(Set problem): Output the entries below exactly as written, omitting pictures.

(Records)
*****
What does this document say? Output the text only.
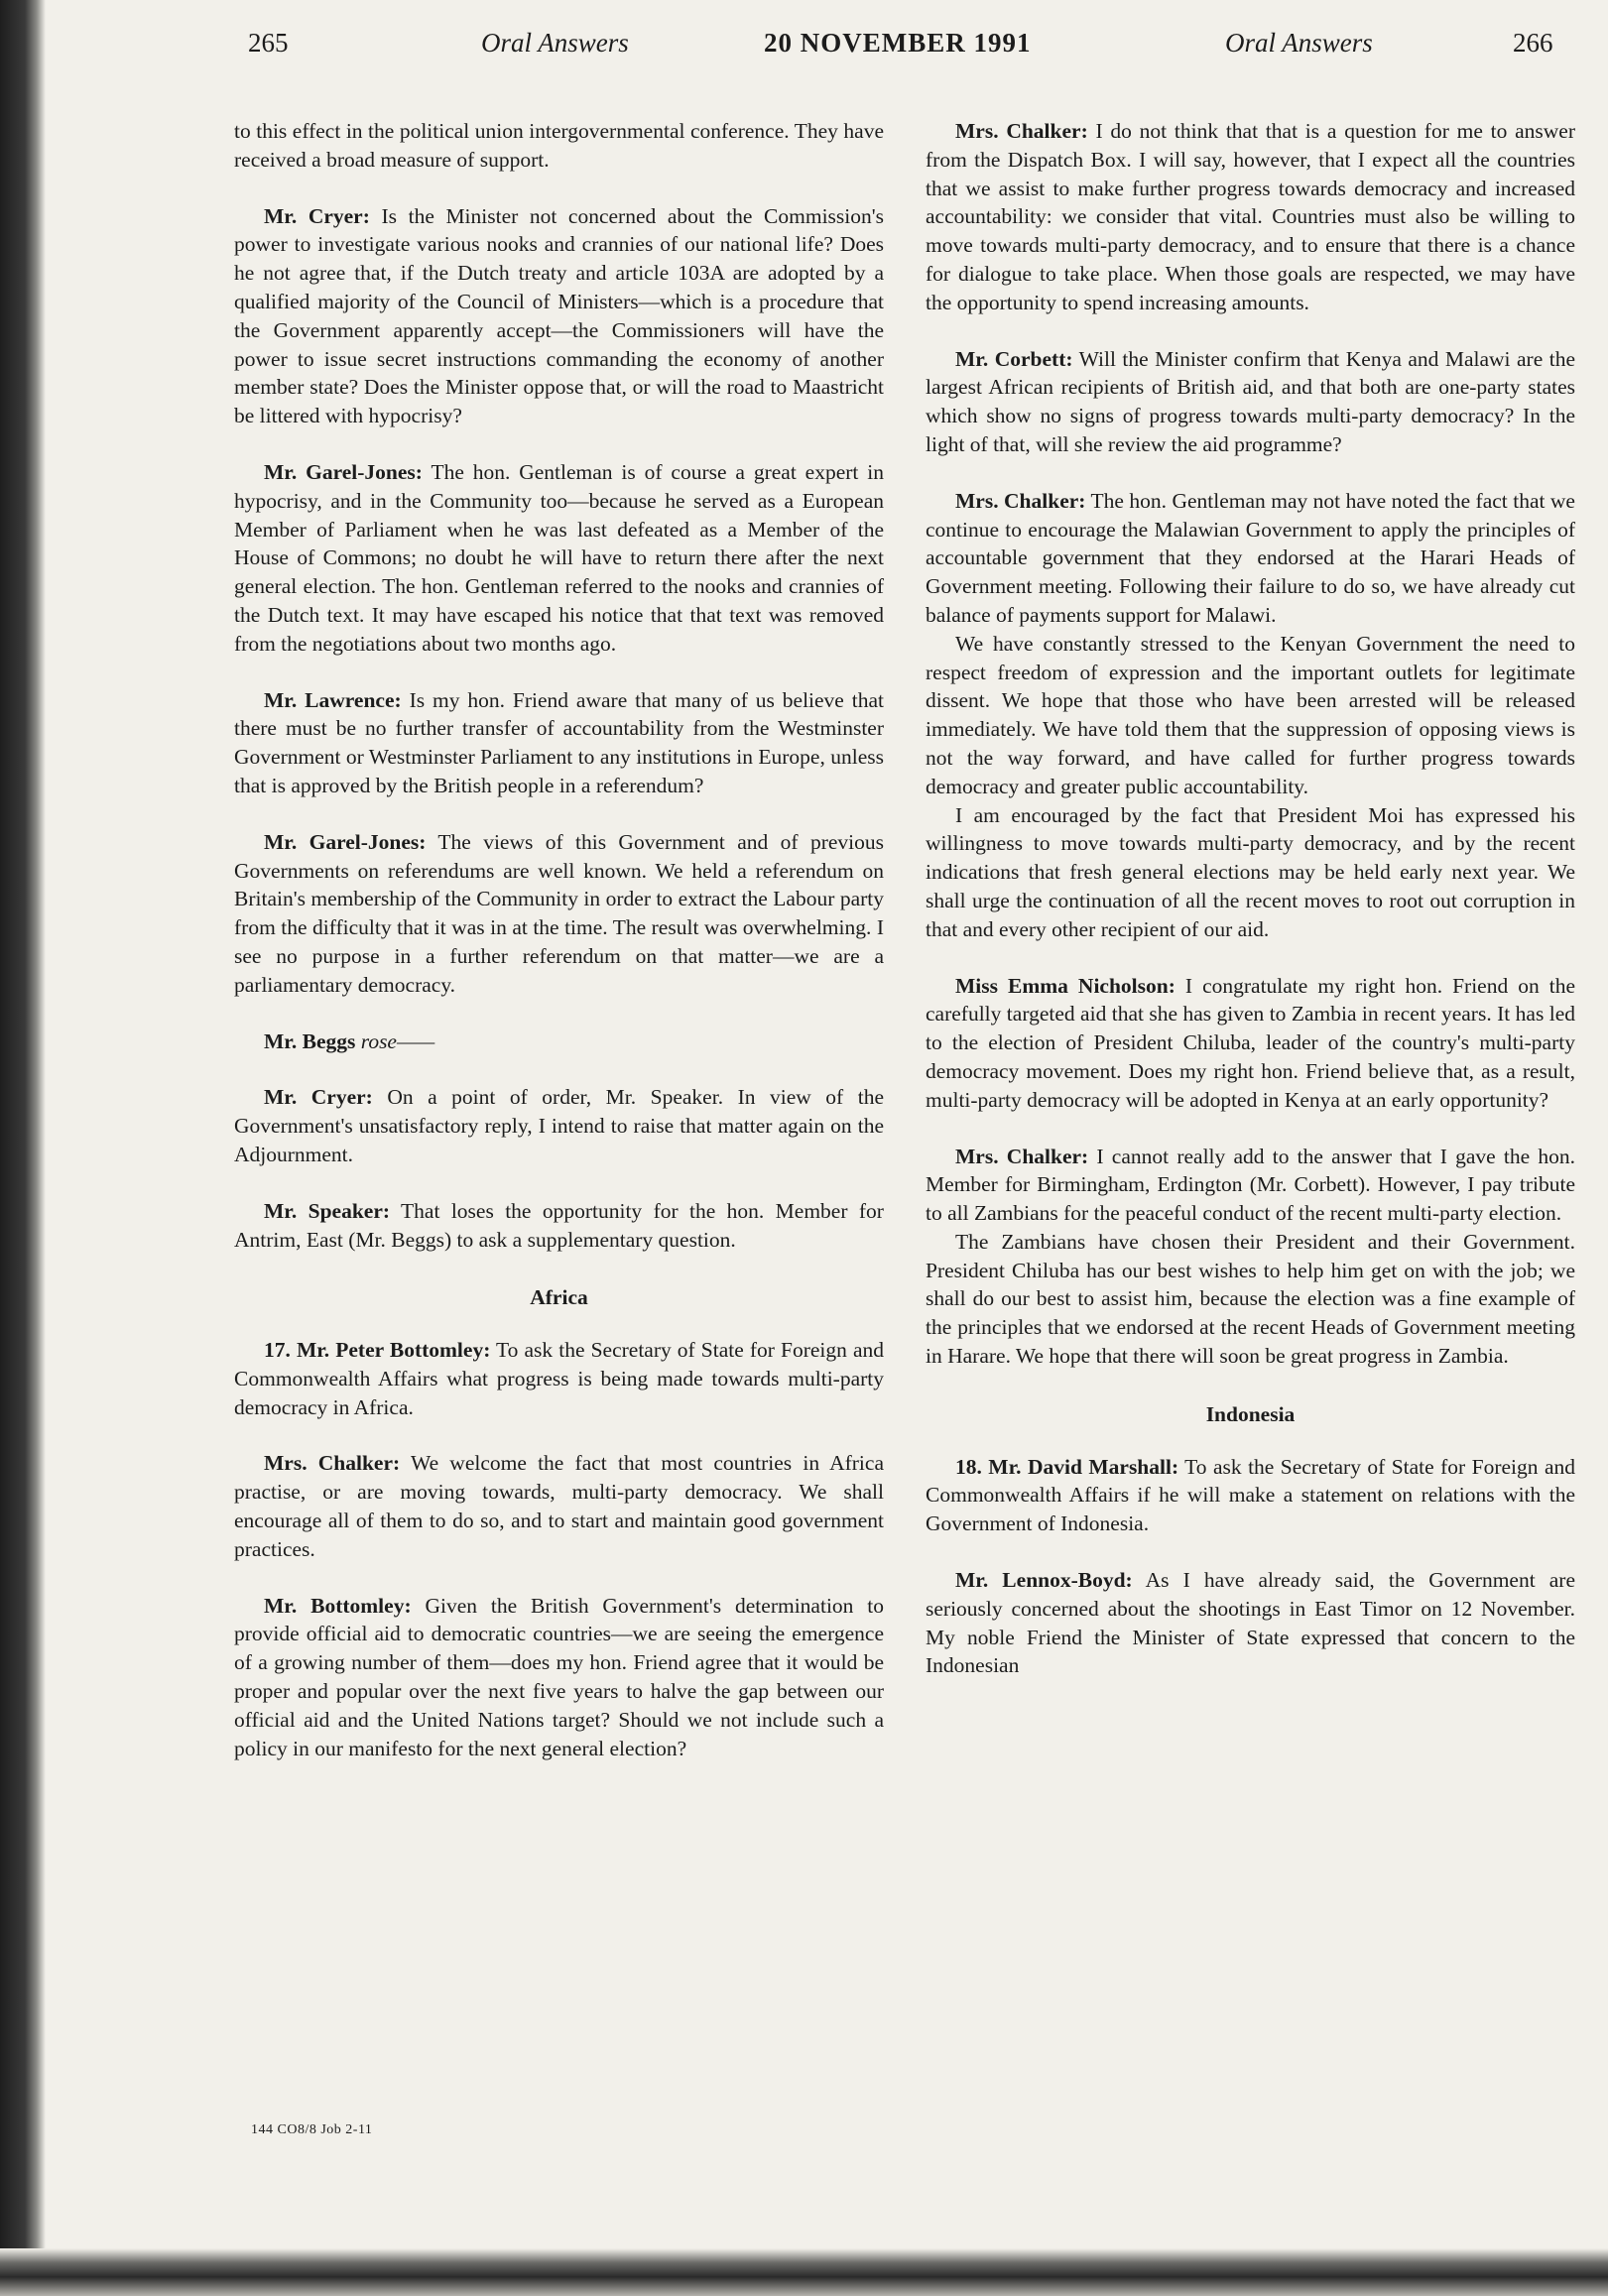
265	Oral Answers	20 NOVEMBER 1991	Oral Answers	266

to this effect in the political union intergovernmental conference. They have received a broad measure of support.

Mr. Cryer: Is the Minister not concerned about the Commission's power to investigate various nooks and crannies of our national life? Does he not agree that, if the Dutch treaty and article 103A are adopted by a qualified majority of the Council of Ministers—which is a procedure that the Government apparently accept—the Commissioners will have the power to issue secret instructions commanding the economy of another member state? Does the Minister oppose that, or will the road to Maastricht be littered with hypocrisy?

Mr. Garel-Jones: The hon. Gentleman is of course a great expert in hypocrisy, and in the Community too—because he served as a European Member of Parliament when he was last defeated as a Member of the House of Commons; no doubt he will have to return there after the next general election. The hon. Gentleman referred to the nooks and crannies of the Dutch text. It may have escaped his notice that that text was removed from the negotiations about two months ago.

Mr. Lawrence: Is my hon. Friend aware that many of us believe that there must be no further transfer of accountability from the Westminster Government or Westminster Parliament to any institutions in Europe, unless that is approved by the British people in a referendum?

Mr. Garel-Jones: The views of this Government and of previous Governments on referendums are well known. We held a referendum on Britain's membership of the Community in order to extract the Labour party from the difficulty that it was in at the time. The result was overwhelming. I see no purpose in a further referendum on that matter—we are a parliamentary democracy.

Mr. Beggs rose——

Mr. Cryer: On a point of order, Mr. Speaker. In view of the Government's unsatisfactory reply, I intend to raise that matter again on the Adjournment.

Mr. Speaker: That loses the opportunity for the hon. Member for Antrim, East (Mr. Beggs) to ask a supplementary question.

Africa

17. Mr. Peter Bottomley: To ask the Secretary of State for Foreign and Commonwealth Affairs what progress is being made towards multi-party democracy in Africa.

Mrs. Chalker: We welcome the fact that most countries in Africa practise, or are moving towards, multi-party democracy. We shall encourage all of them to do so, and to start and maintain good government practices.

Mr. Bottomley: Given the British Government's determination to provide official aid to democratic countries—we are seeing the emergence of a growing number of them—does my hon. Friend agree that it would be proper and popular over the next five years to halve the gap between our official aid and the United Nations target? Should we not include such a policy in our manifesto for the next general election?

Mrs. Chalker: I do not think that that is a question for me to answer from the Dispatch Box. I will say, however, that I expect all the countries that we assist to make further progress towards democracy and increased accountability: we consider that vital. Countries must also be willing to move towards multi-party democracy, and to ensure that there is a chance for dialogue to take place. When those goals are respected, we may have the opportunity to spend increasing amounts.

Mr. Corbett: Will the Minister confirm that Kenya and Malawi are the largest African recipients of British aid, and that both are one-party states which show no signs of progress towards multi-party democracy? In the light of that, will she review the aid programme?

Mrs. Chalker: The hon. Gentleman may not have noted the fact that we continue to encourage the Malawian Government to apply the principles of accountable government that they endorsed at the Harari Heads of Government meeting. Following their failure to do so, we have already cut balance of payments support for Malawi.

We have constantly stressed to the Kenyan Government the need to respect freedom of expression and the important outlets for legitimate dissent. We hope that those who have been arrested will be released immediately. We have told them that the suppression of opposing views is not the way forward, and have called for further progress towards democracy and greater public accountability.

I am encouraged by the fact that President Moi has expressed his willingness to move towards multi-party democracy, and by the recent indications that fresh general elections may be held early next year. We shall urge the continuation of all the recent moves to root out corruption in that and every other recipient of our aid.

Miss Emma Nicholson: I congratulate my right hon. Friend on the carefully targeted aid that she has given to Zambia in recent years. It has led to the election of President Chiluba, leader of the country's multi-party democracy movement. Does my right hon. Friend believe that, as a result, multi-party democracy will be adopted in Kenya at an early opportunity?

Mrs. Chalker: I cannot really add to the answer that I gave the hon. Member for Birmingham, Erdington (Mr. Corbett). However, I pay tribute to all Zambians for the peaceful conduct of the recent multi-party election.

The Zambians have chosen their President and their Government. President Chiluba has our best wishes to help him get on with the job; we shall do our best to assist him, because the election was a fine example of the principles that we endorsed at the recent Heads of Government meeting in Harare. We hope that there will soon be great progress in Zambia.

Indonesia

18. Mr. David Marshall: To ask the Secretary of State for Foreign and Commonwealth Affairs if he will make a statement on relations with the Government of Indonesia.

Mr. Lennox-Boyd: As I have already said, the Government are seriously concerned about the shootings in East Timor on 12 November. My noble Friend the Minister of State expressed that concern to the Indonesian

144 CO8/8 Job 2-11
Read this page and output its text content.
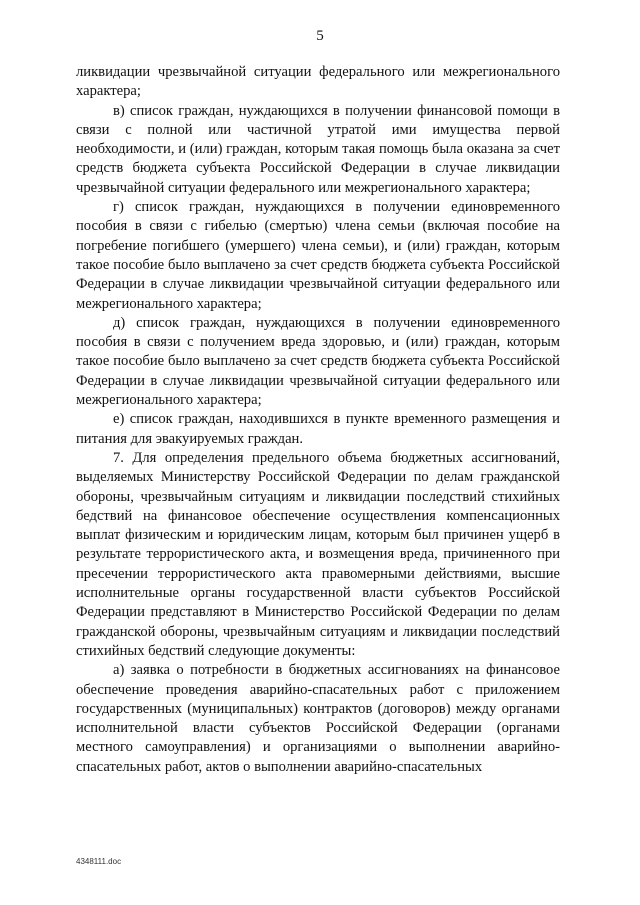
5

ликвидации чрезвычайной ситуации федерального или межрегионального характера;

в) список граждан, нуждающихся в получении финансовой помощи в связи с полной или частичной утратой ими имущества первой необходимости, и (или) граждан, которым такая помощь была оказана за счет средств бюджета субъекта Российской Федерации в случае ликвидации чрезвычайной ситуации федерального или межрегионального характера;

г) список граждан, нуждающихся в получении единовременного пособия в связи с гибелью (смертью) члена семьи (включая пособие на погребение погибшего (умершего) члена семьи), и (или) граждан, которым такое пособие было выплачено за счет средств бюджета субъекта Российской Федерации в случае ликвидации чрезвычайной ситуации федерального или межрегионального характера;

д) список граждан, нуждающихся в получении единовременного пособия в связи с получением вреда здоровью, и (или) граждан, которым такое пособие было выплачено за счет средств бюджета субъекта Российской Федерации в случае ликвидации чрезвычайной ситуации федерального или межрегионального характера;

е) список граждан, находившихся в пункте временного размещения и питания для эвакуируемых граждан.

7. Для определения предельного объема бюджетных ассигнований, выделяемых Министерству Российской Федерации по делам гражданской обороны, чрезвычайным ситуациям и ликвидации последствий стихийных бедствий на финансовое обеспечение осуществления компенсационных выплат физическим и юридическим лицам, которым был причинен ущерб в результате террористического акта, и возмещения вреда, причиненного при пресечении террористического акта правомерными действиями, высшие исполнительные органы государственной власти субъектов Российской Федерации представляют в Министерство Российской Федерации по делам гражданской обороны, чрезвычайным ситуациям и ликвидации последствий стихийных бедствий следующие документы:

а) заявка о потребности в бюджетных ассигнованиях на финансовое обеспечение проведения аварийно-спасательных работ с приложением государственных (муниципальных) контрактов (договоров) между органами исполнительной власти субъектов Российской Федерации (органами местного самоуправления) и организациями о выполнении аварийно-спасательных работ, актов о выполнении аварийно-спасательных

4348111.doc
*****
(The reply):
What does this document say? Output the text only.
265	Oral Answers	20 NOVEMBER 1991	Oral Answers	266

to this effect in the political union intergovernmental conference. They have received a broad measure of support.

Mr. Cryer: Is the Minister not concerned about the Commission's power to investigate various nooks and crannies of our national life? Does he not agree that, if the Dutch treaty and article 103A are adopted by a qualified majority of the Council of Ministers—which is a procedure that the Government apparently accept—the Commissioners will have the power to issue secret instructions commanding the economy of another member state? Does the Minister oppose that, or will the road to Maastricht be littered with hypocrisy?

Mr. Garel-Jones: The hon. Gentleman is of course a great expert in hypocrisy, and in the Community too—because he served as a European Member of Parliament when he was last defeated as a Member of the House of Commons; no doubt he will have to return there after the next general election. The hon. Gentleman referred to the nooks and crannies of the Dutch text. It may have escaped his notice that that text was removed from the negotiations about two months ago.

Mr. Lawrence: Is my hon. Friend aware that many of us believe that there must be no further transfer of accountability from the Westminster Government or Westminster Parliament to any institutions in Europe, unless that is approved by the British people in a referendum?

Mr. Garel-Jones: The views of this Government and of previous Governments on referendums are well known. We held a referendum on Britain's membership of the Community in order to extract the Labour party from the difficulty that it was in at the time. The result was overwhelming. I see no purpose in a further referendum on that matter—we are a parliamentary democracy.

Mr. Beggs rose——

Mr. Cryer: On a point of order, Mr. Speaker. In view of the Government's unsatisfactory reply, I intend to raise that matter again on the Adjournment.

Mr. Speaker: That loses the opportunity for the hon. Member for Antrim, East (Mr. Beggs) to ask a supplementary question.

Africa

17. Mr. Peter Bottomley: To ask the Secretary of State for Foreign and Commonwealth Affairs what progress is being made towards multi-party democracy in Africa.

Mrs. Chalker: We welcome the fact that most countries in Africa practise, or are moving towards, multi-party democracy. We shall encourage all of them to do so, and to start and maintain good government practices.

Mr. Bottomley: Given the British Government's determination to provide official aid to democratic countries—we are seeing the emergence of a growing number of them—does my hon. Friend agree that it would be proper and popular over the next five years to halve the gap between our official aid and the United Nations target? Should we not include such a policy in our manifesto for the next general election?

Mrs. Chalker: I do not think that that is a question for me to answer from the Dispatch Box. I will say, however, that I expect all the countries that we assist to make further progress towards democracy and increased accountability: we consider that vital. Countries must also be willing to move towards multi-party democracy, and to ensure that there is a chance for dialogue to take place. When those goals are respected, we may have the opportunity to spend increasing amounts.

Mr. Corbett: Will the Minister confirm that Kenya and Malawi are the largest African recipients of British aid, and that both are one-party states which show no signs of progress towards multi-party democracy? In the light of that, will she review the aid programme?

Mrs. Chalker: The hon. Gentleman may not have noted the fact that we continue to encourage the Malawian Government to apply the principles of accountable government that they endorsed at the Harari Heads of Government meeting. Following their failure to do so, we have already cut balance of payments support for Malawi.

We have constantly stressed to the Kenyan Government the need to respect freedom of expression and the important outlets for legitimate dissent. We hope that those who have been arrested will be released immediately. We have told them that the suppression of opposing views is not the way forward, and have called for further progress towards democracy and greater public accountability.

I am encouraged by the fact that President Moi has expressed his willingness to move towards multi-party democracy, and by the recent indications that fresh general elections may be held early next year. We shall urge the continuation of all the recent moves to root out corruption in that and every other recipient of our aid.

Miss Emma Nicholson: I congratulate my right hon. Friend on the carefully targeted aid that she has given to Zambia in recent years. It has led to the election of President Chiluba, leader of the country's multi-party democracy movement. Does my right hon. Friend believe that, as a result, multi-party democracy will be adopted in Kenya at an early opportunity?

Mrs. Chalker: I cannot really add to the answer that I gave the hon. Member for Birmingham, Erdington (Mr. Corbett). However, I pay tribute to all Zambians for the peaceful conduct of the recent multi-party election.

The Zambians have chosen their President and their Government. President Chiluba has our best wishes to help him get on with the job; we shall do our best to assist him, because the election was a fine example of the principles that we endorsed at the recent Heads of Government meeting in Harare. We hope that there will soon be great progress in Zambia.

Indonesia

18. Mr. David Marshall: To ask the Secretary of State for Foreign and Commonwealth Affairs if he will make a statement on relations with the Government of Indonesia.

Mr. Lennox-Boyd: As I have already said, the Government are seriously concerned about the shootings in East Timor on 12 November. My noble Friend the Minister of State expressed that concern to the Indonesian

144 CO8/8 Job 2-11
Read this page and output its text content.
5

ликвидации чрезвычайной ситуации федерального или межрегионального характера;

в) список граждан, нуждающихся в получении финансовой помощи в связи с полной или частичной утратой ими имущества первой необходимости, и (или) граждан, которым такая помощь была оказана за счет средств бюджета субъекта Российской Федерации в случае ликвидации чрезвычайной ситуации федерального или межрегионального характера;

г) список граждан, нуждающихся в получении единовременного пособия в связи с гибелью (смертью) члена семьи (включая пособие на погребение погибшего (умершего) члена семьи), и (или) граждан, которым такое пособие было выплачено за счет средств бюджета субъекта Российской Федерации в случае ликвидации чрезвычайной ситуации федерального или межрегионального характера;

д) список граждан, нуждающихся в получении единовременного пособия в связи с получением вреда здоровью, и (или) граждан, которым такое пособие было выплачено за счет средств бюджета субъекта Российской Федерации в случае ликвидации чрезвычайной ситуации федерального или межрегионального характера;

е) список граждан, находившихся в пункте временного размещения и питания для эвакуируемых граждан.

7. Для определения предельного объема бюджетных ассигнований, выделяемых Министерству Российской Федерации по делам гражданской обороны, чрезвычайным ситуациям и ликвидации последствий стихийных бедствий на финансовое обеспечение осуществления компенсационных выплат физическим и юридическим лицам, которым был причинен ущерб в результате террористического акта, и возмещения вреда, причиненного при пресечении террористического акта правомерными действиями, высшие исполнительные органы государственной власти субъектов Российской Федерации представляют в Министерство Российской Федерации по делам гражданской обороны, чрезвычайным ситуациям и ликвидации последствий стихийных бедствий следующие документы:

а) заявка о потребности в бюджетных ассигнованиях на финансовое обеспечение проведения аварийно-спасательных работ с приложением государственных (муниципальных) контрактов (договоров) между органами исполнительной власти субъектов Российской Федерации (органами местного самоуправления) и организациями о выполнении аварийно-спасательных работ, актов о выполнении аварийно-спасательных

4348111.doc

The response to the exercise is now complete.